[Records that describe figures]
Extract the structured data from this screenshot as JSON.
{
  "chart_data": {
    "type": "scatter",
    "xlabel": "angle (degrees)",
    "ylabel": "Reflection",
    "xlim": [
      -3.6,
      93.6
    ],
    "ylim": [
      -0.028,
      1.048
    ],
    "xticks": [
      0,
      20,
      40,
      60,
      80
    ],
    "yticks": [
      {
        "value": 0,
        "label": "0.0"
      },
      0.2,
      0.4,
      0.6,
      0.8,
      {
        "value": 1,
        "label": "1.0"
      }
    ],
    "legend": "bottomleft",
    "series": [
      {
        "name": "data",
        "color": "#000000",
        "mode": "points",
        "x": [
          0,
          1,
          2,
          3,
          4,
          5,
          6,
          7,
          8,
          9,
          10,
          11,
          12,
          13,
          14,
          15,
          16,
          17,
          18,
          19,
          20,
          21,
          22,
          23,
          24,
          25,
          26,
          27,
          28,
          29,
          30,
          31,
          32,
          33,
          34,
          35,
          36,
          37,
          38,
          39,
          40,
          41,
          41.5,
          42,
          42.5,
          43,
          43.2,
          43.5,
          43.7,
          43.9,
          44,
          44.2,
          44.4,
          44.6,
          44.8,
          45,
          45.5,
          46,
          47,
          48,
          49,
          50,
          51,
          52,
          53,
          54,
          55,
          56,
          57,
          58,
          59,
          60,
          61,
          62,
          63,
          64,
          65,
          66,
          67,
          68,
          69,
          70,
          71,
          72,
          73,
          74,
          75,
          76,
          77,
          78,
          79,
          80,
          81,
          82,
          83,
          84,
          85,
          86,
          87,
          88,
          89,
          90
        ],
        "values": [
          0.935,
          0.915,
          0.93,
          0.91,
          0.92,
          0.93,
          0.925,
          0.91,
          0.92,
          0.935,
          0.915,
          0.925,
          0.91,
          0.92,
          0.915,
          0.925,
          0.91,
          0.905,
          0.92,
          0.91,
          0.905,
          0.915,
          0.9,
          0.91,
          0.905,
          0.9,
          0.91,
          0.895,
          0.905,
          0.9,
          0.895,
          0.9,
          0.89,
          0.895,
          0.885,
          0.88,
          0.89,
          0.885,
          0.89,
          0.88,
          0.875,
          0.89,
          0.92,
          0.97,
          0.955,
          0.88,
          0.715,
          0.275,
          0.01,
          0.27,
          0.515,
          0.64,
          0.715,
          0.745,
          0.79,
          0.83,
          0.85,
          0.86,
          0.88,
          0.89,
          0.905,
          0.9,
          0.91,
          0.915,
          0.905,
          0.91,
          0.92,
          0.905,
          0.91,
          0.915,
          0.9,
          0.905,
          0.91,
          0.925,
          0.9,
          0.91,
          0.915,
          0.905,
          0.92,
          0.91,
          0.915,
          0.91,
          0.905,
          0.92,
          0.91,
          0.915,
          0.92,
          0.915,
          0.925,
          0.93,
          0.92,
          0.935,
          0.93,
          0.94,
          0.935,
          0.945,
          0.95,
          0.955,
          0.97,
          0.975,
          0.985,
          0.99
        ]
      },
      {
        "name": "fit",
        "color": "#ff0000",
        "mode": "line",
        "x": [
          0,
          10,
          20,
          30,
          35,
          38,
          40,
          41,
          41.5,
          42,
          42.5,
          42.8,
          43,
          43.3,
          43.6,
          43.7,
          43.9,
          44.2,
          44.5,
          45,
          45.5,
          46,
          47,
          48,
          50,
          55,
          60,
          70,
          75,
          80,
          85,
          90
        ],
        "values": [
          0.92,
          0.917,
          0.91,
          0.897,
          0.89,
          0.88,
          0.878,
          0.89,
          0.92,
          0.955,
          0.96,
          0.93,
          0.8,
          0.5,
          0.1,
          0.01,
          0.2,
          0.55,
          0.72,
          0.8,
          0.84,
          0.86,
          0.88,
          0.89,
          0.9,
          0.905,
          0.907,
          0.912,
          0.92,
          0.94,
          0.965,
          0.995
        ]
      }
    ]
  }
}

- DIRECTIVE -
Every record above should be copied exactly.

- COMPLETE OUTPUT -
Extract the structured data from this screenshot as JSON.
{
  "chart_data": {
    "type": "scatter",
    "xlabel": "angle (degrees)",
    "ylabel": "Reflection",
    "xlim": [
      -3.6,
      93.6
    ],
    "ylim": [
      -0.028,
      1.048
    ],
    "xticks": [
      0,
      20,
      40,
      60,
      80
    ],
    "yticks": [
      {
        "value": 0,
        "label": "0.0"
      },
      0.2,
      0.4,
      0.6,
      0.8,
      {
        "value": 1,
        "label": "1.0"
      }
    ],
    "legend": "bottomleft",
    "series": [
      {
        "name": "data",
        "color": "#000000",
        "mode": "points",
        "x": [
          0,
          1,
          2,
          3,
          4,
          5,
          6,
          7,
          8,
          9,
          10,
          11,
          12,
          13,
          14,
          15,
          16,
          17,
          18,
          19,
          20,
          21,
          22,
          23,
          24,
          25,
          26,
          27,
          28,
          29,
          30,
          31,
          32,
          33,
          34,
          35,
          36,
          37,
          38,
          39,
          40,
          41,
          41.5,
          42,
          42.5,
          43,
          43.2,
          43.5,
          43.7,
          43.9,
          44,
          44.2,
          44.4,
          44.6,
          44.8,
          45,
          45.5,
          46,
          47,
          48,
          49,
          50,
          51,
          52,
          53,
          54,
          55,
          56,
          57,
          58,
          59,
          60,
          61,
          62,
          63,
          64,
          65,
          66,
          67,
          68,
          69,
          70,
          71,
          72,
          73,
          74,
          75,
          76,
          77,
          78,
          79,
          80,
          81,
          82,
          83,
          84,
          85,
          86,
          87,
          88,
          89,
          90
        ],
        "values": [
          0.935,
          0.915,
          0.93,
          0.91,
          0.92,
          0.93,
          0.925,
          0.91,
          0.92,
          0.935,
          0.915,
          0.925,
          0.91,
          0.92,
          0.915,
          0.925,
          0.91,
          0.905,
          0.92,
          0.91,
          0.905,
          0.915,
          0.9,
          0.91,
          0.905,
          0.9,
          0.91,
          0.895,
          0.905,
          0.9,
          0.895,
          0.9,
          0.89,
          0.895,
          0.885,
          0.88,
          0.89,
          0.885,
          0.89,
          0.88,
          0.875,
          0.89,
          0.92,
          0.97,
          0.955,
          0.88,
          0.715,
          0.275,
          0.01,
          0.27,
          0.515,
          0.64,
          0.715,
          0.745,
          0.79,
          0.83,
          0.85,
          0.86,
          0.88,
          0.89,
          0.905,
          0.9,
          0.91,
          0.915,
          0.905,
          0.91,
          0.92,
          0.905,
          0.91,
          0.915,
          0.9,
          0.905,
          0.91,
          0.925,
          0.9,
          0.91,
          0.915,
          0.905,
          0.92,
          0.91,
          0.915,
          0.91,
          0.905,
          0.92,
          0.91,
          0.915,
          0.92,
          0.915,
          0.925,
          0.93,
          0.92,
          0.935,
          0.93,
          0.94,
          0.935,
          0.945,
          0.95,
          0.955,
          0.97,
          0.975,
          0.985,
          0.99
        ]
      },
      {
        "name": "fit",
        "color": "#ff0000",
        "mode": "line",
        "x": [
          0,
          10,
          20,
          30,
          35,
          38,
          40,
          41,
          41.5,
          42,
          42.5,
          42.8,
          43,
          43.3,
          43.6,
          43.7,
          43.9,
          44.2,
          44.5,
          45,
          45.5,
          46,
          47,
          48,
          50,
          55,
          60,
          70,
          75,
          80,
          85,
          90
        ],
        "values": [
          0.92,
          0.917,
          0.91,
          0.897,
          0.89,
          0.88,
          0.878,
          0.89,
          0.92,
          0.955,
          0.96,
          0.93,
          0.8,
          0.5,
          0.1,
          0.01,
          0.2,
          0.55,
          0.72,
          0.8,
          0.84,
          0.86,
          0.88,
          0.89,
          0.9,
          0.905,
          0.907,
          0.912,
          0.92,
          0.94,
          0.965,
          0.995
        ]
      }
    ]
  }
}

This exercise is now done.